# AIM
Omit any picture, and return the remaining data exactly as written.

——

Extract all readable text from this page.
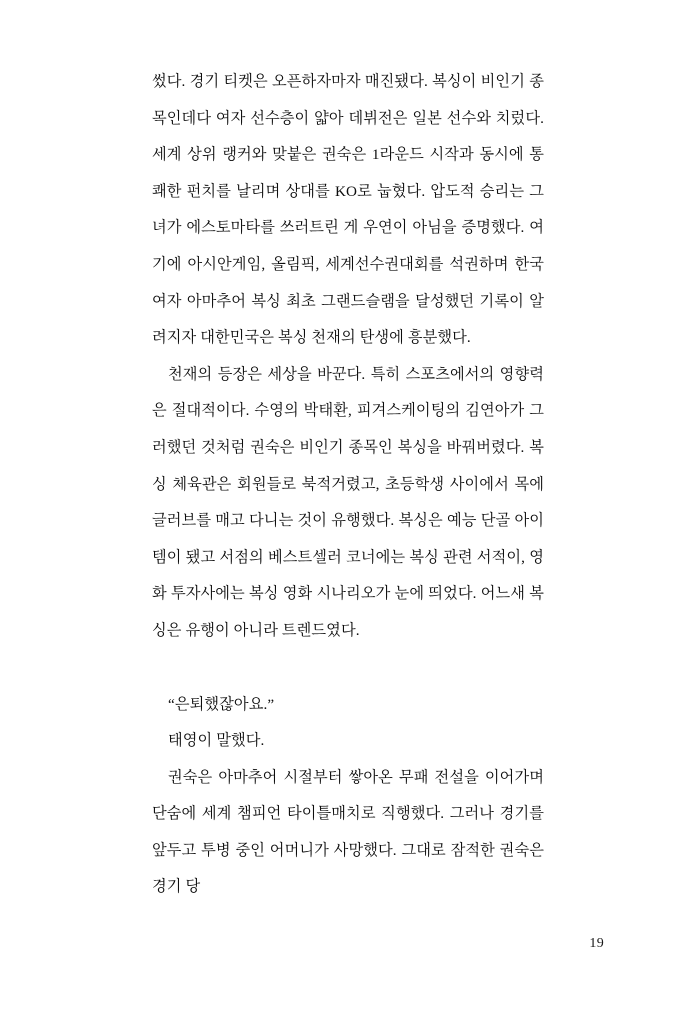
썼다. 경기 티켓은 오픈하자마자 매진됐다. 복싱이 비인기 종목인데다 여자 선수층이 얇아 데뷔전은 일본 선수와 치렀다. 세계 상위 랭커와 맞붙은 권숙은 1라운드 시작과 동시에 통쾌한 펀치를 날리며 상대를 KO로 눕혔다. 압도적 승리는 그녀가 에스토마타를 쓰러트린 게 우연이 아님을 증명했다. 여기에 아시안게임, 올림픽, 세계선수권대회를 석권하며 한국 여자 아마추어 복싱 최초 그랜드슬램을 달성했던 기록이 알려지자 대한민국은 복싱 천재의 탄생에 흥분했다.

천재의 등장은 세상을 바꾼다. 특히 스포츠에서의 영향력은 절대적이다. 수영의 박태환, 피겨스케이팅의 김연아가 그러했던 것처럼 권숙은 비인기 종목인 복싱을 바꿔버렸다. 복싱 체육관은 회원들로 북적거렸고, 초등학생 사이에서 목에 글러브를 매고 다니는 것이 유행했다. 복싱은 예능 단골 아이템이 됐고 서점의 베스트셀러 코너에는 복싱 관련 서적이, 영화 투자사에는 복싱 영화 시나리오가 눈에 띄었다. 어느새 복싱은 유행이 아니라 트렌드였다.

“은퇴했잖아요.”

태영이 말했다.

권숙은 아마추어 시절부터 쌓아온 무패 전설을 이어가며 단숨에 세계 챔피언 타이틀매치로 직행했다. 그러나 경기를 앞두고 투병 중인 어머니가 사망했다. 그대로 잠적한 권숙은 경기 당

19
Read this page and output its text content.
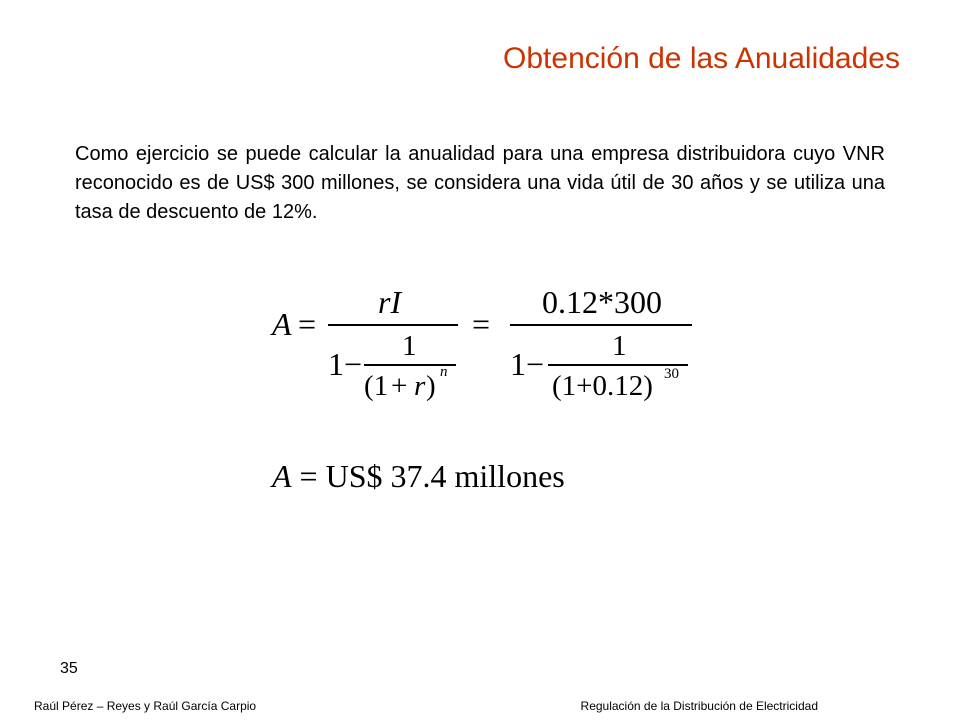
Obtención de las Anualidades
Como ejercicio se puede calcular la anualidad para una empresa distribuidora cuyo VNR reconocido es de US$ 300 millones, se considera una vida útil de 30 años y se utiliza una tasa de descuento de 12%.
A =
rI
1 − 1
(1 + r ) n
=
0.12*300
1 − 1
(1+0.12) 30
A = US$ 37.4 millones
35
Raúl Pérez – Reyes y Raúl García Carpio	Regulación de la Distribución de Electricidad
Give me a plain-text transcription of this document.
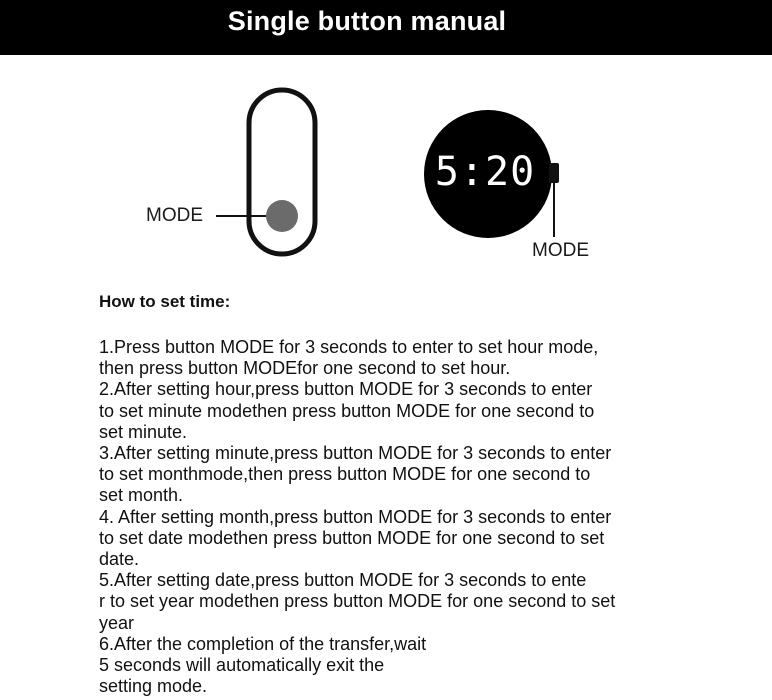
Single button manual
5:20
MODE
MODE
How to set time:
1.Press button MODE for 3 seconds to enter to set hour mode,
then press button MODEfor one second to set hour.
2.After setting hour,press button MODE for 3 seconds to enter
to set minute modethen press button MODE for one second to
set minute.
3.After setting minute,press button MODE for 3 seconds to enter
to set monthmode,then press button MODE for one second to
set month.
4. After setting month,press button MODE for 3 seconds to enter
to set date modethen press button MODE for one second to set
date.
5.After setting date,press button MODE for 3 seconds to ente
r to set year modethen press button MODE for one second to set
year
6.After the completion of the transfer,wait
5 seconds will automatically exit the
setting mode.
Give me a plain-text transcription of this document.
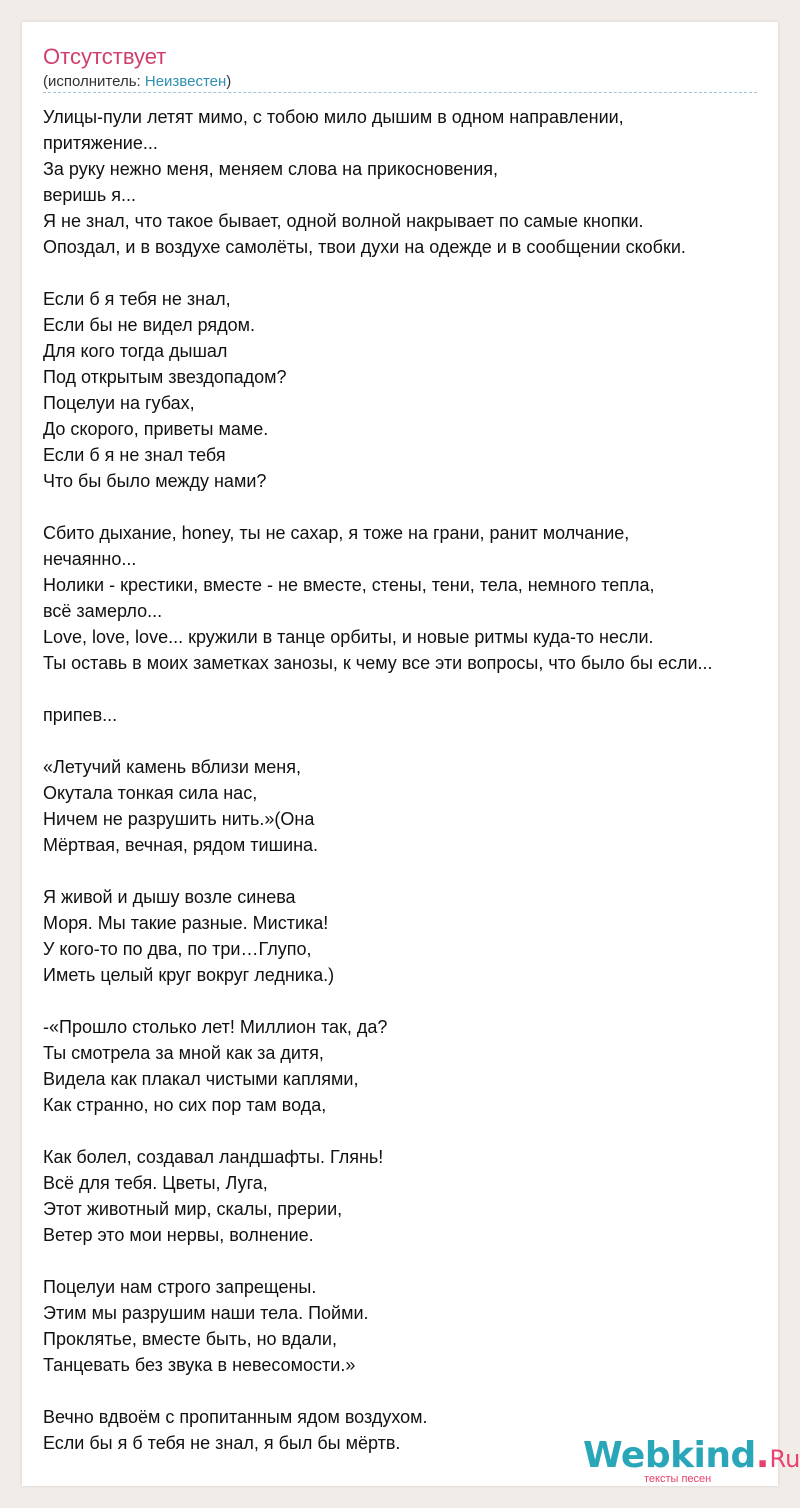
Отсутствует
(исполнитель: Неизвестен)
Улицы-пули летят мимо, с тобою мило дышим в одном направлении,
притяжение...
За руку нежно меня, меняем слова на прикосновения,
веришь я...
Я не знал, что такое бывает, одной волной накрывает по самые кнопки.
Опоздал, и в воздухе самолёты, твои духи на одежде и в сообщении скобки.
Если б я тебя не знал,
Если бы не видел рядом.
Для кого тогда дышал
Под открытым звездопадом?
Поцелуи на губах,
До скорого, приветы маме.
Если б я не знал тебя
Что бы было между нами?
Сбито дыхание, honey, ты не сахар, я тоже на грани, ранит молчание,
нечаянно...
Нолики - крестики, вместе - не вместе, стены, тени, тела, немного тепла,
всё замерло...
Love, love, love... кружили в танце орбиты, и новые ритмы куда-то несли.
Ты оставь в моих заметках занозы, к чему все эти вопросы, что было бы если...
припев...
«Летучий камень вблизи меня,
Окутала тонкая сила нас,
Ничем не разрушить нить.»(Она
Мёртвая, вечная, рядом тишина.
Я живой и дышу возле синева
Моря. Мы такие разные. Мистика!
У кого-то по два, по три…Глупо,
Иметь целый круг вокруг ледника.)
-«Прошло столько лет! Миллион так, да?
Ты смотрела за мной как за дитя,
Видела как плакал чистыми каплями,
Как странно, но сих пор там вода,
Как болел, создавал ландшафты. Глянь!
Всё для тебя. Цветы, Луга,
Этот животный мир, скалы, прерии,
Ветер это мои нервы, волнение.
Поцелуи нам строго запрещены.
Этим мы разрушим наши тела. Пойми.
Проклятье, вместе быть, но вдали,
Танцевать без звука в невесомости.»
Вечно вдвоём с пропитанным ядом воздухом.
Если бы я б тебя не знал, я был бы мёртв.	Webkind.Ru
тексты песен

——

# RESULT
Extract all readable text from this page.
썼다. 경기 티켓은 오픈하자마자 매진됐다. 복싱이 비인기 종목인데다 여자 선수층이 얇아 데뷔전은 일본 선수와 치렀다. 세계 상위 랭커와 맞붙은 권숙은 1라운드 시작과 동시에 통쾌한 펀치를 날리며 상대를 KO로 눕혔다. 압도적 승리는 그녀가 에스토마타를 쓰러트린 게 우연이 아님을 증명했다. 여기에 아시안게임, 올림픽, 세계선수권대회를 석권하며 한국 여자 아마추어 복싱 최초 그랜드슬램을 달성했던 기록이 알려지자 대한민국은 복싱 천재의 탄생에 흥분했다.

천재의 등장은 세상을 바꾼다. 특히 스포츠에서의 영향력은 절대적이다. 수영의 박태환, 피겨스케이팅의 김연아가 그러했던 것처럼 권숙은 비인기 종목인 복싱을 바꿔버렸다. 복싱 체육관은 회원들로 북적거렸고, 초등학생 사이에서 목에 글러브를 매고 다니는 것이 유행했다. 복싱은 예능 단골 아이템이 됐고 서점의 베스트셀러 코너에는 복싱 관련 서적이, 영화 투자사에는 복싱 영화 시나리오가 눈에 띄었다. 어느새 복싱은 유행이 아니라 트렌드였다.

“은퇴했잖아요.”

태영이 말했다.

권숙은 아마추어 시절부터 쌓아온 무패 전설을 이어가며 단숨에 세계 챔피언 타이틀매치로 직행했다. 그러나 경기를 앞두고 투병 중인 어머니가 사망했다. 그대로 잠적한 권숙은 경기 당

19
Read this page and output its text content.
Obtención de las Anualidades
Como ejercicio se puede calcular la anualidad para una empresa distribuidora cuyo VNR reconocido es de US$ 300 millones, se considera una vida útil de 30 años y se utiliza una tasa de descuento de 12%.
A =
rI
1 − 1
(1 + r ) n
=
0.12*300
1 − 1
(1+0.12) 30
A = US$ 37.4 millones
35
Raúl Pérez – Reyes y Raúl García Carpio	Regulación de la Distribución de Electricidad
Give me a plain-text transcription of this document.
Single button manual
5:20
MODE
MODE
How to set time:
1.Press button MODE for 3 seconds to enter to set hour mode,
then press button MODEfor one second to set hour.
2.After setting hour,press button MODE for 3 seconds to enter
to set minute modethen press button MODE for one second to
set minute.
3.After setting minute,press button MODE for 3 seconds to enter
to set monthmode,then press button MODE for one second to
set month.
4. After setting month,press button MODE for 3 seconds to enter
to set date modethen press button MODE for one second to set
date.
5.After setting date,press button MODE for 3 seconds to ente
r to set year modethen press button MODE for one second to set
year
6.After the completion of the transfer,wait
5 seconds will automatically exit the
setting mode.
Give me a plain-text transcription of this document.
Отсутствует
(исполнитель: Неизвестен)
Улицы-пули летят мимо, с тобою мило дышим в одном направлении,
притяжение...
За руку нежно меня, меняем слова на прикосновения,
веришь я...
Я не знал, что такое бывает, одной волной накрывает по самые кнопки.
Опоздал, и в воздухе самолёты, твои духи на одежде и в сообщении скобки.
Если б я тебя не знал,
Если бы не видел рядом.
Для кого тогда дышал
Под открытым звездопадом?
Поцелуи на губах,
До скорого, приветы маме.
Если б я не знал тебя
Что бы было между нами?
Сбито дыхание, honey, ты не сахар, я тоже на грани, ранит молчание,
нечаянно...
Нолики - крестики, вместе - не вместе, стены, тени, тела, немного тепла,
всё замерло...
Love, love, love... кружили в танце орбиты, и новые ритмы куда-то несли.
Ты оставь в моих заметках занозы, к чему все эти вопросы, что было бы если...
припев...
«Летучий камень вблизи меня,
Окутала тонкая сила нас,
Ничем не разрушить нить.»(Она
Мёртвая, вечная, рядом тишина.
Я живой и дышу возле синева
Моря. Мы такие разные. Мистика!
У кого-то по два, по три…Глупо,
Иметь целый круг вокруг ледника.)
-«Прошло столько лет! Миллион так, да?
Ты смотрела за мной как за дитя,
Видела как плакал чистыми каплями,
Как странно, но сих пор там вода,
Как болел, создавал ландшафты. Глянь!
Всё для тебя. Цветы, Луга,
Этот животный мир, скалы, прерии,
Ветер это мои нервы, волнение.
Поцелуи нам строго запрещены.
Этим мы разрушим наши тела. Пойми.
Проклятье, вместе быть, но вдали,
Танцевать без звука в невесомости.»
Вечно вдвоём с пропитанным ядом воздухом.
Если бы я б тебя не знал, я был бы мёртв.	Webkind.Ru
тексты песен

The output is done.